(Extracted records)
--------------------------------------------------

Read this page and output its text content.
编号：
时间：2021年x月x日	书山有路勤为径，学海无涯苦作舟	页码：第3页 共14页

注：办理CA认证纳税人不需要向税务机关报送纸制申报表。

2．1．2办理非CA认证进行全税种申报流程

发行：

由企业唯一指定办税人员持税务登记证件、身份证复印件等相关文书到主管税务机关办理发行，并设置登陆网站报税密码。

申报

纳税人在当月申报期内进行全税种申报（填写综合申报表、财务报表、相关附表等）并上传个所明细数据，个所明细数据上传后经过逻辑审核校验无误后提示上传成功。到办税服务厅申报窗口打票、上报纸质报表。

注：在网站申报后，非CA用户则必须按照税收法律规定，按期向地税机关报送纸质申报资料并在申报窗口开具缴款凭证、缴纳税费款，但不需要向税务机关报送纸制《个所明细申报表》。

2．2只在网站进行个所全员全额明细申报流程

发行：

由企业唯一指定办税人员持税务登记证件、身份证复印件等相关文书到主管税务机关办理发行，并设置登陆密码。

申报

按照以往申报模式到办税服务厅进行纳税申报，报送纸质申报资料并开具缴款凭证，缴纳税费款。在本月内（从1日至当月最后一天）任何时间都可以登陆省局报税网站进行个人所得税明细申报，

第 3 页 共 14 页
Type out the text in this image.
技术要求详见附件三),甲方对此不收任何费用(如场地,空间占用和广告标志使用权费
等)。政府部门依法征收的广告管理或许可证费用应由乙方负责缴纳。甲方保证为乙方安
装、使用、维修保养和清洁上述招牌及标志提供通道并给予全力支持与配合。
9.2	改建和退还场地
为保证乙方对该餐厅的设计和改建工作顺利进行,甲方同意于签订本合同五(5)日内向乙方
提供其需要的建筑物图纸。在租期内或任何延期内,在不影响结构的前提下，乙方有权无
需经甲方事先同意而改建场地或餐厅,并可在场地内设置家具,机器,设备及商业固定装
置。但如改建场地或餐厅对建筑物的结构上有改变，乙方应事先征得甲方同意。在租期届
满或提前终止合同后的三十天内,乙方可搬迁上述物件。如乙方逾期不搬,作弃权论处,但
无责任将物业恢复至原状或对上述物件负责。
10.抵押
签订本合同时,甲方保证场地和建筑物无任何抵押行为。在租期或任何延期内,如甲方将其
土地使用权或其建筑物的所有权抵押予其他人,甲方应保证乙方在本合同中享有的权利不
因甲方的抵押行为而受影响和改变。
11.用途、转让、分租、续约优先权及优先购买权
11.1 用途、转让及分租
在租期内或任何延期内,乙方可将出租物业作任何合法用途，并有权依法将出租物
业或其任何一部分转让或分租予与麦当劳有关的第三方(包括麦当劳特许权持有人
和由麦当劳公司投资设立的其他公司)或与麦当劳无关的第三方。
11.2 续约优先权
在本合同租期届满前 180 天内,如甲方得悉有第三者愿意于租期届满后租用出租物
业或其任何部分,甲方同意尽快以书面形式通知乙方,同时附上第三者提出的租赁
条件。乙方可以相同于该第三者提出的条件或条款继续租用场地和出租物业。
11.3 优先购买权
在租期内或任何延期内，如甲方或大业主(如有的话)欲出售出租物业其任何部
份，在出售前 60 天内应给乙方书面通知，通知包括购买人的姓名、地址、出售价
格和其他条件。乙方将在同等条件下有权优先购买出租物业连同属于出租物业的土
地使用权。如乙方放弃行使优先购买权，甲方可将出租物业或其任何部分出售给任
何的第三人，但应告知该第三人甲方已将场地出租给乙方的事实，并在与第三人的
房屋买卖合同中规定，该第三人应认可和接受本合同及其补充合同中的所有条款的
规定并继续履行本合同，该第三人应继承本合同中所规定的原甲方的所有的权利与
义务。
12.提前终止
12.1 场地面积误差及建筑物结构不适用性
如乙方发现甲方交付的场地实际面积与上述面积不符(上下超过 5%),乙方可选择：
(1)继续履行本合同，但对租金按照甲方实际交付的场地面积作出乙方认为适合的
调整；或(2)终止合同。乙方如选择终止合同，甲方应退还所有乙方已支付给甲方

--------------------------------------------------

▶ _Directive_
Gather all lines where the word "在租期内或任何延期内" appears.

▶ _Final answer_
提供其需要的建筑物图纸。在租期内或任何延期内,在不影响结构的前提下，乙方有权无
在租期内或任何延期内,乙方可将出租物业作任何合法用途，并有权依法将出租物
在租期内或任何延期内，如甲方或大业主(如有的话)欲出售出租物业其任何部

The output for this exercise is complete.